→ DO THIS
Extract each line of the data below exactly as written.

=-=-=-=-=

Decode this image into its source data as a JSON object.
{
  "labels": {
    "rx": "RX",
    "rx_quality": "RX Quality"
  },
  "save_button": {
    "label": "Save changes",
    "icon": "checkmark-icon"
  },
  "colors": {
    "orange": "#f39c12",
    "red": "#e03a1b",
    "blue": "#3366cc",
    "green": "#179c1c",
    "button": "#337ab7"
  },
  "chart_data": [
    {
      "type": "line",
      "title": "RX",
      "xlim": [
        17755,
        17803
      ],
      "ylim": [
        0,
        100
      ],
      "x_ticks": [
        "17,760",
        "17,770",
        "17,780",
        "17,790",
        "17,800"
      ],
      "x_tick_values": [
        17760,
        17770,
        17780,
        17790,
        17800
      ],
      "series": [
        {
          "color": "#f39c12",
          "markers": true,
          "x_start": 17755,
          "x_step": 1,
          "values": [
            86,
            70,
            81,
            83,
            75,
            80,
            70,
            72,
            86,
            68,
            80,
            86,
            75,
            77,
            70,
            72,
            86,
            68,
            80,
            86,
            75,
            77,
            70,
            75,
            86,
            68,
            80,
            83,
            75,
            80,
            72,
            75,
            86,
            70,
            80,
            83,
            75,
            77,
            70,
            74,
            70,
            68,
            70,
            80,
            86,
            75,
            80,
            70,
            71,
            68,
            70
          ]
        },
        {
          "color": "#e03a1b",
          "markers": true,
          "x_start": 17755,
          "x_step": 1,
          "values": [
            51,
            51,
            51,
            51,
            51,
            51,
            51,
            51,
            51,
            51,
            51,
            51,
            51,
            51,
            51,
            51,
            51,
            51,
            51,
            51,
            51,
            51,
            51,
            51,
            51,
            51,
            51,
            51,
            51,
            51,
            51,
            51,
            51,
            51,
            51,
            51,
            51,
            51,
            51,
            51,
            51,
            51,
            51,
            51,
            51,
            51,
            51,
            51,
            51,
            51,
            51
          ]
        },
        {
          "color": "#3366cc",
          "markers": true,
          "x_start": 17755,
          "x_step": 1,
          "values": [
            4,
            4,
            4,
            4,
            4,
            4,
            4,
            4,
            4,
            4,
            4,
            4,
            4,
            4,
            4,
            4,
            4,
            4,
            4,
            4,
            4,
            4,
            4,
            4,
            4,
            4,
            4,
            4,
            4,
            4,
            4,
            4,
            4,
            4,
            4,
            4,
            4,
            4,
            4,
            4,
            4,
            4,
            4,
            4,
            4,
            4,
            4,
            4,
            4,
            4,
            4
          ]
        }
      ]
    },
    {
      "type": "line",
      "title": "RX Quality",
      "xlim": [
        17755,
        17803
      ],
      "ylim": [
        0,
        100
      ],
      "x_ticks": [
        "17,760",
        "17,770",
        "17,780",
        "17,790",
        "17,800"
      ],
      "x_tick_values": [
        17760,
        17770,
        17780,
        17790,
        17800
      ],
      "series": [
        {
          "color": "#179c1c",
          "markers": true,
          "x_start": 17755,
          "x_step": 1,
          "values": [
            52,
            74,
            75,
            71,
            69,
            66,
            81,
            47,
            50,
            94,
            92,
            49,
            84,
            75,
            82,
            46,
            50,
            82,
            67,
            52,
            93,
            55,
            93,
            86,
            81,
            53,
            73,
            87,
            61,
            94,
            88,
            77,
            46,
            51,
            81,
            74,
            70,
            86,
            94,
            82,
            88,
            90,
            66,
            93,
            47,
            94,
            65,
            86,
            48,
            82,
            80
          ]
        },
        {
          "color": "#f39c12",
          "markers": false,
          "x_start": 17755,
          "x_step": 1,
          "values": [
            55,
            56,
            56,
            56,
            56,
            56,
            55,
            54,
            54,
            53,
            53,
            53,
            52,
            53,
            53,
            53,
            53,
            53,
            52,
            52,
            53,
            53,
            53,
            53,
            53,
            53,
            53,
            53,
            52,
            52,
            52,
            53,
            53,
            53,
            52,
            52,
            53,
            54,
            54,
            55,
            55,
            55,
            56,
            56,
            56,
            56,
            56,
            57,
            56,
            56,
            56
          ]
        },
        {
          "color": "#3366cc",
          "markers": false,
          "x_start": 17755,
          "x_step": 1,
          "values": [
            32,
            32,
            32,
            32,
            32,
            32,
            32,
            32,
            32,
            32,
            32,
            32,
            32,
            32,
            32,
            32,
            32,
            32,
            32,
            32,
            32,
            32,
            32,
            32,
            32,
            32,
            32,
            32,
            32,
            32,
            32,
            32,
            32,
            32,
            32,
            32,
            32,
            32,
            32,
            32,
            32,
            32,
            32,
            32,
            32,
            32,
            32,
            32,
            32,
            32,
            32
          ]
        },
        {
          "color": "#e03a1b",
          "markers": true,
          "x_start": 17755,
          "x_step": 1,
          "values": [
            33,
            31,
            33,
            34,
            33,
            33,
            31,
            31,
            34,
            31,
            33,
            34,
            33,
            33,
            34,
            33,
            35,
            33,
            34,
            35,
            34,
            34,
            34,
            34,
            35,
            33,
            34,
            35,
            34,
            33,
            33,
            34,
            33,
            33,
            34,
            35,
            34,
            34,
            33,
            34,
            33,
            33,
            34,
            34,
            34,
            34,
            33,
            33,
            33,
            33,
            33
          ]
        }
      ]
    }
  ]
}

=-=-=-=-=

→ RESPONSE TO THE TASK
Decode this image into its source data as a JSON object.
{
  "labels": {
    "rx": "RX",
    "rx_quality": "RX Quality"
  },
  "save_button": {
    "label": "Save changes",
    "icon": "checkmark-icon"
  },
  "colors": {
    "orange": "#f39c12",
    "red": "#e03a1b",
    "blue": "#3366cc",
    "green": "#179c1c",
    "button": "#337ab7"
  },
  "chart_data": [
    {
      "type": "line",
      "title": "RX",
      "xlim": [
        17755,
        17803
      ],
      "ylim": [
        0,
        100
      ],
      "x_ticks": [
        "17,760",
        "17,770",
        "17,780",
        "17,790",
        "17,800"
      ],
      "x_tick_values": [
        17760,
        17770,
        17780,
        17790,
        17800
      ],
      "series": [
        {
          "color": "#f39c12",
          "markers": true,
          "x_start": 17755,
          "x_step": 1,
          "values": [
            86,
            70,
            81,
            83,
            75,
            80,
            70,
            72,
            86,
            68,
            80,
            86,
            75,
            77,
            70,
            72,
            86,
            68,
            80,
            86,
            75,
            77,
            70,
            75,
            86,
            68,
            80,
            83,
            75,
            80,
            72,
            75,
            86,
            70,
            80,
            83,
            75,
            77,
            70,
            74,
            70,
            68,
            70,
            80,
            86,
            75,
            80,
            70,
            71,
            68,
            70
          ]
        },
        {
          "color": "#e03a1b",
          "markers": true,
          "x_start": 17755,
          "x_step": 1,
          "values": [
            51,
            51,
            51,
            51,
            51,
            51,
            51,
            51,
            51,
            51,
            51,
            51,
            51,
            51,
            51,
            51,
            51,
            51,
            51,
            51,
            51,
            51,
            51,
            51,
            51,
            51,
            51,
            51,
            51,
            51,
            51,
            51,
            51,
            51,
            51,
            51,
            51,
            51,
            51,
            51,
            51,
            51,
            51,
            51,
            51,
            51,
            51,
            51,
            51,
            51,
            51
          ]
        },
        {
          "color": "#3366cc",
          "markers": true,
          "x_start": 17755,
          "x_step": 1,
          "values": [
            4,
            4,
            4,
            4,
            4,
            4,
            4,
            4,
            4,
            4,
            4,
            4,
            4,
            4,
            4,
            4,
            4,
            4,
            4,
            4,
            4,
            4,
            4,
            4,
            4,
            4,
            4,
            4,
            4,
            4,
            4,
            4,
            4,
            4,
            4,
            4,
            4,
            4,
            4,
            4,
            4,
            4,
            4,
            4,
            4,
            4,
            4,
            4,
            4,
            4,
            4
          ]
        }
      ]
    },
    {
      "type": "line",
      "title": "RX Quality",
      "xlim": [
        17755,
        17803
      ],
      "ylim": [
        0,
        100
      ],
      "x_ticks": [
        "17,760",
        "17,770",
        "17,780",
        "17,790",
        "17,800"
      ],
      "x_tick_values": [
        17760,
        17770,
        17780,
        17790,
        17800
      ],
      "series": [
        {
          "color": "#179c1c",
          "markers": true,
          "x_start": 17755,
          "x_step": 1,
          "values": [
            52,
            74,
            75,
            71,
            69,
            66,
            81,
            47,
            50,
            94,
            92,
            49,
            84,
            75,
            82,
            46,
            50,
            82,
            67,
            52,
            93,
            55,
            93,
            86,
            81,
            53,
            73,
            87,
            61,
            94,
            88,
            77,
            46,
            51,
            81,
            74,
            70,
            86,
            94,
            82,
            88,
            90,
            66,
            93,
            47,
            94,
            65,
            86,
            48,
            82,
            80
          ]
        },
        {
          "color": "#f39c12",
          "markers": false,
          "x_start": 17755,
          "x_step": 1,
          "values": [
            55,
            56,
            56,
            56,
            56,
            56,
            55,
            54,
            54,
            53,
            53,
            53,
            52,
            53,
            53,
            53,
            53,
            53,
            52,
            52,
            53,
            53,
            53,
            53,
            53,
            53,
            53,
            53,
            52,
            52,
            52,
            53,
            53,
            53,
            52,
            52,
            53,
            54,
            54,
            55,
            55,
            55,
            56,
            56,
            56,
            56,
            56,
            57,
            56,
            56,
            56
          ]
        },
        {
          "color": "#3366cc",
          "markers": false,
          "x_start": 17755,
          "x_step": 1,
          "values": [
            32,
            32,
            32,
            32,
            32,
            32,
            32,
            32,
            32,
            32,
            32,
            32,
            32,
            32,
            32,
            32,
            32,
            32,
            32,
            32,
            32,
            32,
            32,
            32,
            32,
            32,
            32,
            32,
            32,
            32,
            32,
            32,
            32,
            32,
            32,
            32,
            32,
            32,
            32,
            32,
            32,
            32,
            32,
            32,
            32,
            32,
            32,
            32,
            32,
            32,
            32
          ]
        },
        {
          "color": "#e03a1b",
          "markers": true,
          "x_start": 17755,
          "x_step": 1,
          "values": [
            33,
            31,
            33,
            34,
            33,
            33,
            31,
            31,
            34,
            31,
            33,
            34,
            33,
            33,
            34,
            33,
            35,
            33,
            34,
            35,
            34,
            34,
            34,
            34,
            35,
            33,
            34,
            35,
            34,
            33,
            33,
            34,
            33,
            33,
            34,
            35,
            34,
            34,
            33,
            34,
            33,
            33,
            34,
            34,
            34,
            34,
            33,
            33,
            33,
            33,
            33
          ]
        }
      ]
    }
  ]
}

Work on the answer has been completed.